INSTRUCTIONS FOR THE TASK: Reproduce the material below word for word, starting at the line that contains "- toc-entry-page-number: 38: [1159, 551, 1171, 562]" and stopping after the line that contains "- toc-entry-title: Rats".

DATA TO USE:
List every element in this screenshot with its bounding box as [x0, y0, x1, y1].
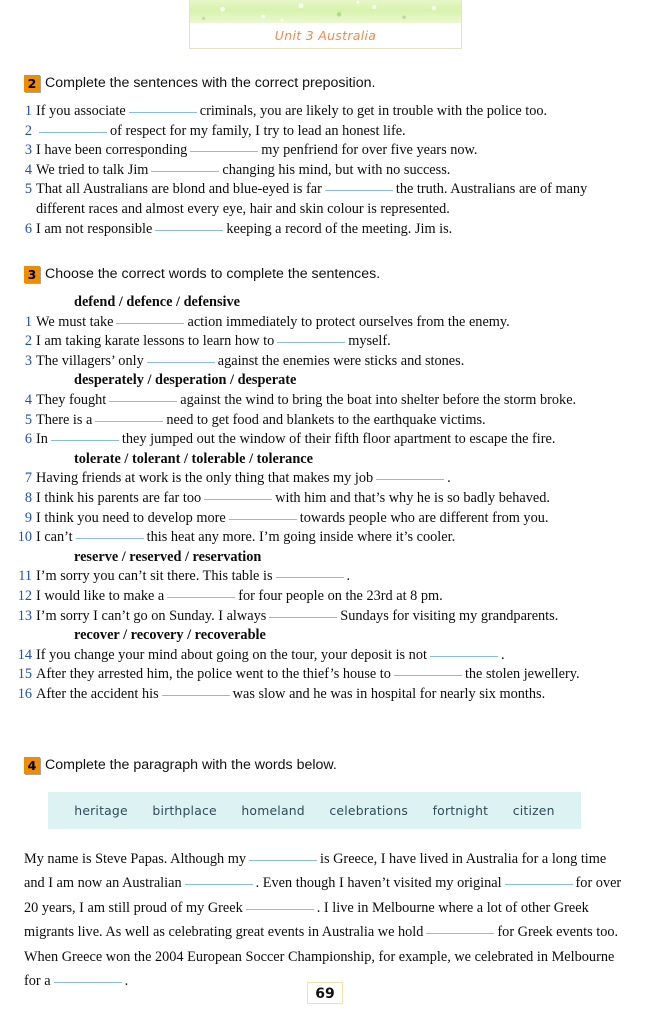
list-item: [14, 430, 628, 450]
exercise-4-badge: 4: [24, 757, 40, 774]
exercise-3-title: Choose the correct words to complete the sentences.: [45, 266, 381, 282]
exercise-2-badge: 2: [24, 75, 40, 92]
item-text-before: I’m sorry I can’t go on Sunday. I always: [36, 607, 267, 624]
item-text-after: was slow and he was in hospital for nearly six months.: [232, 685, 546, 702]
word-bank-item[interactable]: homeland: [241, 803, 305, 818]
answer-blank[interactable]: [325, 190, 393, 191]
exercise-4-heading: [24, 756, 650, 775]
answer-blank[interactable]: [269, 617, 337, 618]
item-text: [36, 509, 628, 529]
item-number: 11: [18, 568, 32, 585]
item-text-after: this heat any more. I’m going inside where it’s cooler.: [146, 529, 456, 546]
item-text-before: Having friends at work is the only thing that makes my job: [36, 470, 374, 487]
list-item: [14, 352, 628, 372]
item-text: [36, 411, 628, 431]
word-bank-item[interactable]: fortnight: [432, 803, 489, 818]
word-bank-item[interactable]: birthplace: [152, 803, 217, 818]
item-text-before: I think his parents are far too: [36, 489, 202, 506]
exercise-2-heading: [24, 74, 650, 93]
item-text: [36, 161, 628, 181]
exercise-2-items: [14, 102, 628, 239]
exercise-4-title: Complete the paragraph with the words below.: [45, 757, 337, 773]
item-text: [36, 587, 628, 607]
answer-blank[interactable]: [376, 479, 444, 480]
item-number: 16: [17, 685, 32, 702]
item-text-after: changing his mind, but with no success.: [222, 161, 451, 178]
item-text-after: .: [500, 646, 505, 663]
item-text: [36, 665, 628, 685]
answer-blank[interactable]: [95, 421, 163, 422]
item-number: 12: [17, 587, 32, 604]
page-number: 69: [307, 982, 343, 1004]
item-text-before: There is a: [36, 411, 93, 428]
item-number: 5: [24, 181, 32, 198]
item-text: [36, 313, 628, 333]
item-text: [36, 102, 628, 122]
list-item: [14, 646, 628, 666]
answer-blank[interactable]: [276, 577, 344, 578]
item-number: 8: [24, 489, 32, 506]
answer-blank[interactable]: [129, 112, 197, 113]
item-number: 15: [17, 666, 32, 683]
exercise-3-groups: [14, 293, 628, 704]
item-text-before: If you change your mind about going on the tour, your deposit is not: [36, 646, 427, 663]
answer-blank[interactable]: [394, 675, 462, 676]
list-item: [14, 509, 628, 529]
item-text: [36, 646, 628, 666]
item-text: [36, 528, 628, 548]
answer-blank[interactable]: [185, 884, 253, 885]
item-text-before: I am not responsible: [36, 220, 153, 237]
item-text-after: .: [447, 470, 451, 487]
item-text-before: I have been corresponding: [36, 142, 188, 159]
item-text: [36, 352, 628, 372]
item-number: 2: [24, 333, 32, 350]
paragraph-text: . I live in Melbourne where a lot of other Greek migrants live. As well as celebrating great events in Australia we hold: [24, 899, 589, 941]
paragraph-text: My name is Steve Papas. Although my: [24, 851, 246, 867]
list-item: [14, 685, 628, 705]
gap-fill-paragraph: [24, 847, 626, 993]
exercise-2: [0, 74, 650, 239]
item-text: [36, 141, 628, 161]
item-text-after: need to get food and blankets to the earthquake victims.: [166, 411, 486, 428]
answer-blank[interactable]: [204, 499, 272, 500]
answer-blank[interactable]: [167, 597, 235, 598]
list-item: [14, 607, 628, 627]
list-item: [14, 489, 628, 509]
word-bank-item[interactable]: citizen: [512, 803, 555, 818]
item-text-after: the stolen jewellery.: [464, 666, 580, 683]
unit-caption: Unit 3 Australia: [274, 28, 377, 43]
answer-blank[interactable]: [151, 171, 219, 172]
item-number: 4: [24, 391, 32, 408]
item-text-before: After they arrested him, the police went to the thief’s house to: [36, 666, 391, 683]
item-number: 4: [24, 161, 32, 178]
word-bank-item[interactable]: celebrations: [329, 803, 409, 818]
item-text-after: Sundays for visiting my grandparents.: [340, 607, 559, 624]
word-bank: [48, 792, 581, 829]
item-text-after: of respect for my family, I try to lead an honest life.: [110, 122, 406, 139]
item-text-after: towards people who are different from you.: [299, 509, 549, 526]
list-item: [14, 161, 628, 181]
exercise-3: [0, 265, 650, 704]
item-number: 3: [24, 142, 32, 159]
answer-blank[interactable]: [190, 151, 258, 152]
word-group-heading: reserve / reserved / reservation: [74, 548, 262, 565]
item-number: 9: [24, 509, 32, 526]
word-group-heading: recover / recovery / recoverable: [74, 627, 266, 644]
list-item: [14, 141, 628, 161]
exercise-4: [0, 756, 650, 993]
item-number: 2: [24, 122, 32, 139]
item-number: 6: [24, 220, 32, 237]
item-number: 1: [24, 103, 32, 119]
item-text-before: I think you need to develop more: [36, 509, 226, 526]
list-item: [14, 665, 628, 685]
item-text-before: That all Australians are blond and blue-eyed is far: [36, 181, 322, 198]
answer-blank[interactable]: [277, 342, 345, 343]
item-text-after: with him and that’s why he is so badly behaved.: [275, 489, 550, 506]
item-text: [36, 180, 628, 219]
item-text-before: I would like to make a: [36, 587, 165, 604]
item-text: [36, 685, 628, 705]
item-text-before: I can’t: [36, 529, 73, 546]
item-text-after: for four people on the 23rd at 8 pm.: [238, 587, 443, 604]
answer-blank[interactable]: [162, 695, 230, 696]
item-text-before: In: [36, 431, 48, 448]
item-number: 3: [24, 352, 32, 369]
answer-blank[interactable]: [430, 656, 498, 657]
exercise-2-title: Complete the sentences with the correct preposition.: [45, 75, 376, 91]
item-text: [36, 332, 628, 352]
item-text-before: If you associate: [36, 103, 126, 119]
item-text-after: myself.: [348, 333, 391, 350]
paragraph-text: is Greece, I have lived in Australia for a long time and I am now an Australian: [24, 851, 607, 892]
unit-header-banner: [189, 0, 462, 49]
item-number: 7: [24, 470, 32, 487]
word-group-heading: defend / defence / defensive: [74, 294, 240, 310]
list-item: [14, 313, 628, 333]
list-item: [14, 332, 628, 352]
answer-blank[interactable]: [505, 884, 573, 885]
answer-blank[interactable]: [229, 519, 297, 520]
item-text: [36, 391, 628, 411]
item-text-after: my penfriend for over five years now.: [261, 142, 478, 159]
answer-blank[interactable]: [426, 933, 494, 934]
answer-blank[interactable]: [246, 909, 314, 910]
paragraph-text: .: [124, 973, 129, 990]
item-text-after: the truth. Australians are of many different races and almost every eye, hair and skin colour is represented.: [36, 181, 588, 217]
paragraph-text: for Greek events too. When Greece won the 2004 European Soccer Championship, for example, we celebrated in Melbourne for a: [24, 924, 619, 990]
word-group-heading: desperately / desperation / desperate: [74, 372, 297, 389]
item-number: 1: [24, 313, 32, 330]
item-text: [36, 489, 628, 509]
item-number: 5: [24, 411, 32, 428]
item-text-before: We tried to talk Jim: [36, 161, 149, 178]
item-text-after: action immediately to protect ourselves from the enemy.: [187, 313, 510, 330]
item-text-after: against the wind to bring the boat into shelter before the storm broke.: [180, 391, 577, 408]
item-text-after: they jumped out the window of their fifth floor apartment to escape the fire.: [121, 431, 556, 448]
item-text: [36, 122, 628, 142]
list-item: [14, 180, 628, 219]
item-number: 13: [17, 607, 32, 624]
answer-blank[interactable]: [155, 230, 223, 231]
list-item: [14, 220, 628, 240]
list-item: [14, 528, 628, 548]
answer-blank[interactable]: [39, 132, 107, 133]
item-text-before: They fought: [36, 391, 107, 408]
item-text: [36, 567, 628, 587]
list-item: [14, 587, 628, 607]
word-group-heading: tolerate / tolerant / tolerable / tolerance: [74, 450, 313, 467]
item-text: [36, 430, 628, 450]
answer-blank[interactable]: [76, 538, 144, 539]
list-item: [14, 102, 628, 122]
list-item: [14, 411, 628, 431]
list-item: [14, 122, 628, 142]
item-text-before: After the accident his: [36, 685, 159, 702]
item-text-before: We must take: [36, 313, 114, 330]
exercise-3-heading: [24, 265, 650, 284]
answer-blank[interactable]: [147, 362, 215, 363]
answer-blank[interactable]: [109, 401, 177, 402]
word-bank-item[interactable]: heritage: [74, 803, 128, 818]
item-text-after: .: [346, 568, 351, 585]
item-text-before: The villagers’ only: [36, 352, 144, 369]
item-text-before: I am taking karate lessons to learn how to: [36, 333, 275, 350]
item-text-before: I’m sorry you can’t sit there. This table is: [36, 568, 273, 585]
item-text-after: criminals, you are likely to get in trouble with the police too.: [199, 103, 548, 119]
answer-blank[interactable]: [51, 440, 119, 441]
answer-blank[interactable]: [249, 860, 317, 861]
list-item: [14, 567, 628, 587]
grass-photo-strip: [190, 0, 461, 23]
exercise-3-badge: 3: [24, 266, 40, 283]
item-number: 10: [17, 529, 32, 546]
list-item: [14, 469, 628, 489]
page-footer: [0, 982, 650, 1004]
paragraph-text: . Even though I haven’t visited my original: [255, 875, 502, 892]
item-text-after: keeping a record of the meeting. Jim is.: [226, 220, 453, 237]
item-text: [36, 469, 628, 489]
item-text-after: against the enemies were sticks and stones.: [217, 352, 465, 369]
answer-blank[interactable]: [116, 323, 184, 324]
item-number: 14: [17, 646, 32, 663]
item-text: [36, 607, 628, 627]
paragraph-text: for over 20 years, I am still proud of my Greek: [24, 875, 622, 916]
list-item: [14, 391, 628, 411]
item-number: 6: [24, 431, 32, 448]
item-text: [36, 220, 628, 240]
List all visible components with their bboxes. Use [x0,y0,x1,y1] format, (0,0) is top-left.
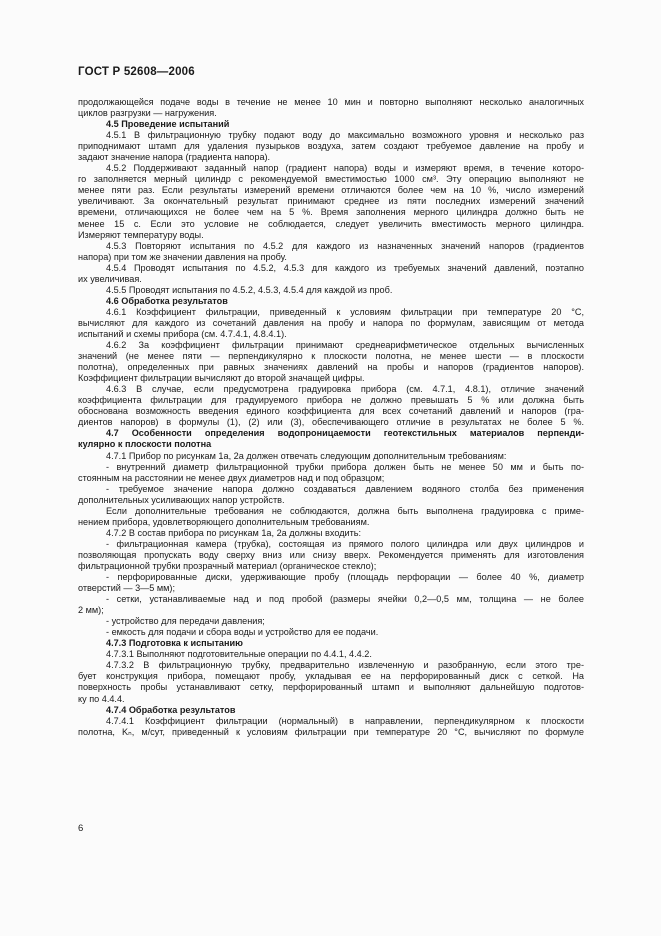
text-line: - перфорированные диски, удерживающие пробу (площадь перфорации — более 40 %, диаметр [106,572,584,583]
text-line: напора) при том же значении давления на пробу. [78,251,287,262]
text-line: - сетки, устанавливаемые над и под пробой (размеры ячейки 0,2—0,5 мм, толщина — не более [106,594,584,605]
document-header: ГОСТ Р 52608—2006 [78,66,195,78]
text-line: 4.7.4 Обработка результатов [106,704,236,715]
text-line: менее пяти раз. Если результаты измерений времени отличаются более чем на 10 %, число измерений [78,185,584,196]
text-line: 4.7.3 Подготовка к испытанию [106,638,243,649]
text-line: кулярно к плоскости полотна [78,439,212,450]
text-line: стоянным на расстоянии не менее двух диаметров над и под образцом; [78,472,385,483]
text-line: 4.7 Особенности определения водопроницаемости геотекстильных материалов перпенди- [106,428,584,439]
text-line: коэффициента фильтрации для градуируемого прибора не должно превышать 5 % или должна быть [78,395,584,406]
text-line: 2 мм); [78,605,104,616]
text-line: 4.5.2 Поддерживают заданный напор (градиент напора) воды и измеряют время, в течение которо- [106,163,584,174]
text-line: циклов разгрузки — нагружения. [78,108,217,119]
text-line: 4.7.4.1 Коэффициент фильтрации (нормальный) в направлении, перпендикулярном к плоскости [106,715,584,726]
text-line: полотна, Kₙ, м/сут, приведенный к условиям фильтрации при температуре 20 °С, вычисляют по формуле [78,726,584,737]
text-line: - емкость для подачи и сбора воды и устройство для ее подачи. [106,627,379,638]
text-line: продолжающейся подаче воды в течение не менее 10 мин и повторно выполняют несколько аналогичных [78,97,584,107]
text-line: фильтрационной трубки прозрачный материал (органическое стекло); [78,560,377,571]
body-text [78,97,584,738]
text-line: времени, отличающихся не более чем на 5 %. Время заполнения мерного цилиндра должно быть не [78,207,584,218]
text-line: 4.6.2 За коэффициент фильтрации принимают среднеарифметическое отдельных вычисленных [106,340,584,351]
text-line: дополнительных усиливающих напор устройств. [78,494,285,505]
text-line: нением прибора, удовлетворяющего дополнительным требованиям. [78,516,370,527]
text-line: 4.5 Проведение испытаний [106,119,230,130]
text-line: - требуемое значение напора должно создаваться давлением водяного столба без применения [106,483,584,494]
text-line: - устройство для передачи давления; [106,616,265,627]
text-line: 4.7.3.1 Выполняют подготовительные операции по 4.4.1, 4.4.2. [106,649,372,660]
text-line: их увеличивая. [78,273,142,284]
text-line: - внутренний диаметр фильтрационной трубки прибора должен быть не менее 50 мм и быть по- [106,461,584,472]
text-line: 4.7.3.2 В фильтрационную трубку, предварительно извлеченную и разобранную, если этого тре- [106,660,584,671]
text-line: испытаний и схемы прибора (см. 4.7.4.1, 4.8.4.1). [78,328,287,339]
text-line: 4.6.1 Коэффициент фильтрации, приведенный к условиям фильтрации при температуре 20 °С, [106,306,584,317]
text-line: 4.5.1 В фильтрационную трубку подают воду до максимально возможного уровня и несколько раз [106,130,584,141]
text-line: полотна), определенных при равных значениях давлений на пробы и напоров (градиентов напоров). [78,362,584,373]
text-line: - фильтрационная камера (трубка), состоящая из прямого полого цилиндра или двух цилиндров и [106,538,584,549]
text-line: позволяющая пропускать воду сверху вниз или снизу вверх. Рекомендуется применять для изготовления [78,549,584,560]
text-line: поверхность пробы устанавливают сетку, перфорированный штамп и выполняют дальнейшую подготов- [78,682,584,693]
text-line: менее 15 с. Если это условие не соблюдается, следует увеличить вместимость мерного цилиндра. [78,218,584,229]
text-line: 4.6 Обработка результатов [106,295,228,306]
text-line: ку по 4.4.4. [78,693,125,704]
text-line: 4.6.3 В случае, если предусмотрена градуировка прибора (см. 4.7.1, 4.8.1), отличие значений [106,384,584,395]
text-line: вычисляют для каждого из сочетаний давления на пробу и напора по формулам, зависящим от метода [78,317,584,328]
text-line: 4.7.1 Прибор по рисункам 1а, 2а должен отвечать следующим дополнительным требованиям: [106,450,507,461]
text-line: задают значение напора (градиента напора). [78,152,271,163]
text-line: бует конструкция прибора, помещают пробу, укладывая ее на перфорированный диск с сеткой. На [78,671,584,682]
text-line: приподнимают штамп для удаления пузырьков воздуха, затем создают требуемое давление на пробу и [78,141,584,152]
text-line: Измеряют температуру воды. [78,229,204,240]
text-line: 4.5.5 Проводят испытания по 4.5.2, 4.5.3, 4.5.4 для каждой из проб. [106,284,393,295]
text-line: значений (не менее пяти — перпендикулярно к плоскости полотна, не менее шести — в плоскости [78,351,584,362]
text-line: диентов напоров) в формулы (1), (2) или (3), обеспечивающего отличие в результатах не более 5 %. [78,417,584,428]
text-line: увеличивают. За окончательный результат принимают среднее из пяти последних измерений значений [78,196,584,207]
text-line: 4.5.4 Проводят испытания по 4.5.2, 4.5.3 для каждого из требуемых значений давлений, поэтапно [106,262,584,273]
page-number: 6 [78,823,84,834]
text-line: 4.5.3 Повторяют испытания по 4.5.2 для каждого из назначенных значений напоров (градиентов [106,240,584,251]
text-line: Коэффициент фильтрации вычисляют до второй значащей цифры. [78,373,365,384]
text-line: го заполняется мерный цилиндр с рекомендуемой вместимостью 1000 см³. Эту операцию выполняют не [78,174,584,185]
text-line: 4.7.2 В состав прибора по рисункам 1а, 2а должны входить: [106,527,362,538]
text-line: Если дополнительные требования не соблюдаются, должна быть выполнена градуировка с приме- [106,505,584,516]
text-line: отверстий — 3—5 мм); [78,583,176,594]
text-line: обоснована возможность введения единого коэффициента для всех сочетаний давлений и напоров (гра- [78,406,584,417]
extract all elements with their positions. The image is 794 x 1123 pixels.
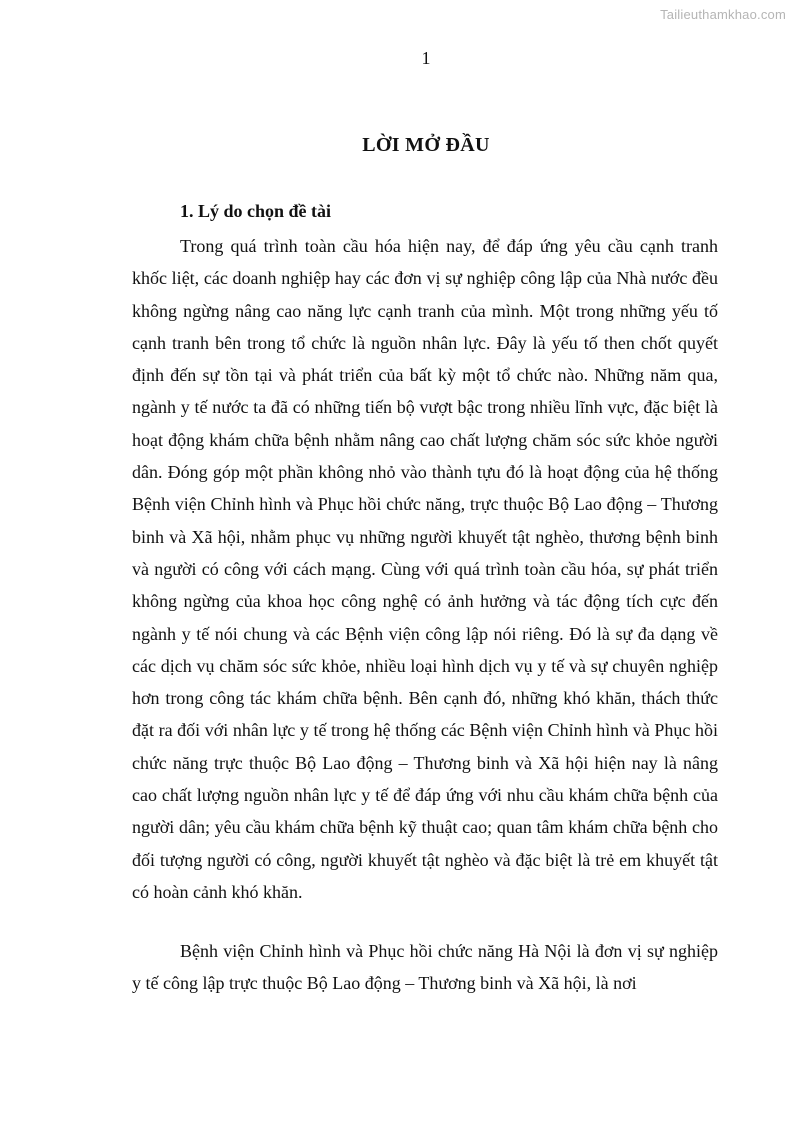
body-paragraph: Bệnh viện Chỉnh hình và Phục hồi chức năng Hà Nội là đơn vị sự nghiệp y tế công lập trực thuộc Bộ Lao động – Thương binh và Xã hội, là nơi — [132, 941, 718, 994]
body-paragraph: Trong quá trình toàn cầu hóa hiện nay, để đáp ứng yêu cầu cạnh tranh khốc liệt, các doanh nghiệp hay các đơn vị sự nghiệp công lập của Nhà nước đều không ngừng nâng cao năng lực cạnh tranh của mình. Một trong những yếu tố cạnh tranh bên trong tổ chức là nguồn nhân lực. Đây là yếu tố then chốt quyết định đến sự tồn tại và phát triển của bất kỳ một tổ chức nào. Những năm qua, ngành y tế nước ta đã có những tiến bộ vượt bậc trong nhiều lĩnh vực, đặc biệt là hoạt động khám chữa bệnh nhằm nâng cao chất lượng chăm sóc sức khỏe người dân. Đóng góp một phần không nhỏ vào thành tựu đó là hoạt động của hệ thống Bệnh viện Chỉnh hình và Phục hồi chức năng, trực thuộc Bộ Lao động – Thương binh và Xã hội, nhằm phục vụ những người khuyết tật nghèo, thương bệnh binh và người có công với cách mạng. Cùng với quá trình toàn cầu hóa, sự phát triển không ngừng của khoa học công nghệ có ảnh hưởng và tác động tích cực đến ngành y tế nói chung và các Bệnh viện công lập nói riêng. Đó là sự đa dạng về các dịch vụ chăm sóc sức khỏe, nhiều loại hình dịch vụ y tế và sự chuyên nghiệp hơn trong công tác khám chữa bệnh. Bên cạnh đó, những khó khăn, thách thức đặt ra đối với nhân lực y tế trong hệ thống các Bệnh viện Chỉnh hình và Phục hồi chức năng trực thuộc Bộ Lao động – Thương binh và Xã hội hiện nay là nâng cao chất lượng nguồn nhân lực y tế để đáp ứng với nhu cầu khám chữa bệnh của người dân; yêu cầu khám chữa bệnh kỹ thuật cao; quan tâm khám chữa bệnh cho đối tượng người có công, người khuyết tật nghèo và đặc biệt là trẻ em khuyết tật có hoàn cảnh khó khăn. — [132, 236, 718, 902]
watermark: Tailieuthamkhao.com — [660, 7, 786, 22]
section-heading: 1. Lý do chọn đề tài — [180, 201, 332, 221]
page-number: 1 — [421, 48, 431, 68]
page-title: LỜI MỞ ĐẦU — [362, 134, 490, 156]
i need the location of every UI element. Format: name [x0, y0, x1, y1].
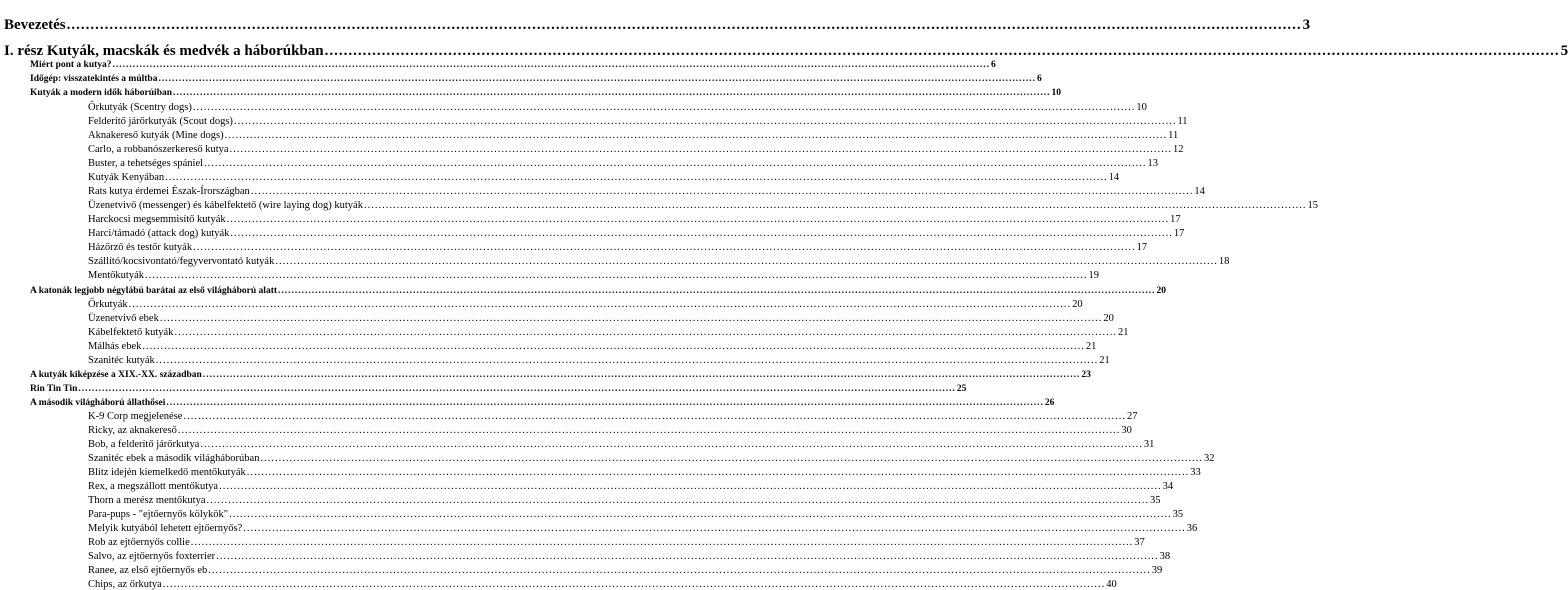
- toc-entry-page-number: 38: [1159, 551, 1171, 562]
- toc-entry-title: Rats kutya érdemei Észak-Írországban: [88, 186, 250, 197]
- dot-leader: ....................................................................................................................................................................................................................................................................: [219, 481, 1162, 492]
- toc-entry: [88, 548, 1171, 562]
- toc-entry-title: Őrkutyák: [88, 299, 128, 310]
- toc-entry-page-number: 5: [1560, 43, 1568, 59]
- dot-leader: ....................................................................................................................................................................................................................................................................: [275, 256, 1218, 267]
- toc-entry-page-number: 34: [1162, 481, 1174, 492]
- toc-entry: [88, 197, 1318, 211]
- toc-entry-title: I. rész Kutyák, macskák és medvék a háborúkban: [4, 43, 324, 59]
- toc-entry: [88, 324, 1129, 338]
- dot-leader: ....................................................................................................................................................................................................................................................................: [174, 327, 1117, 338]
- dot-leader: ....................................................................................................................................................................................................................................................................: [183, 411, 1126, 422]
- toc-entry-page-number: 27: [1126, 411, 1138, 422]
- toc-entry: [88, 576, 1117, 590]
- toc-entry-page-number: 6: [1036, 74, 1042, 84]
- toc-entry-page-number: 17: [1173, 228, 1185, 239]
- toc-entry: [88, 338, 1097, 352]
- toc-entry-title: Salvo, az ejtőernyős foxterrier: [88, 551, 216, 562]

ANSWER TO THIS TASK:
- toc-entry-page-number: 38: [1159, 551, 1171, 562]
- toc-entry-title: Rats kutya érdemei Észak-Írországban: [88, 186, 250, 197]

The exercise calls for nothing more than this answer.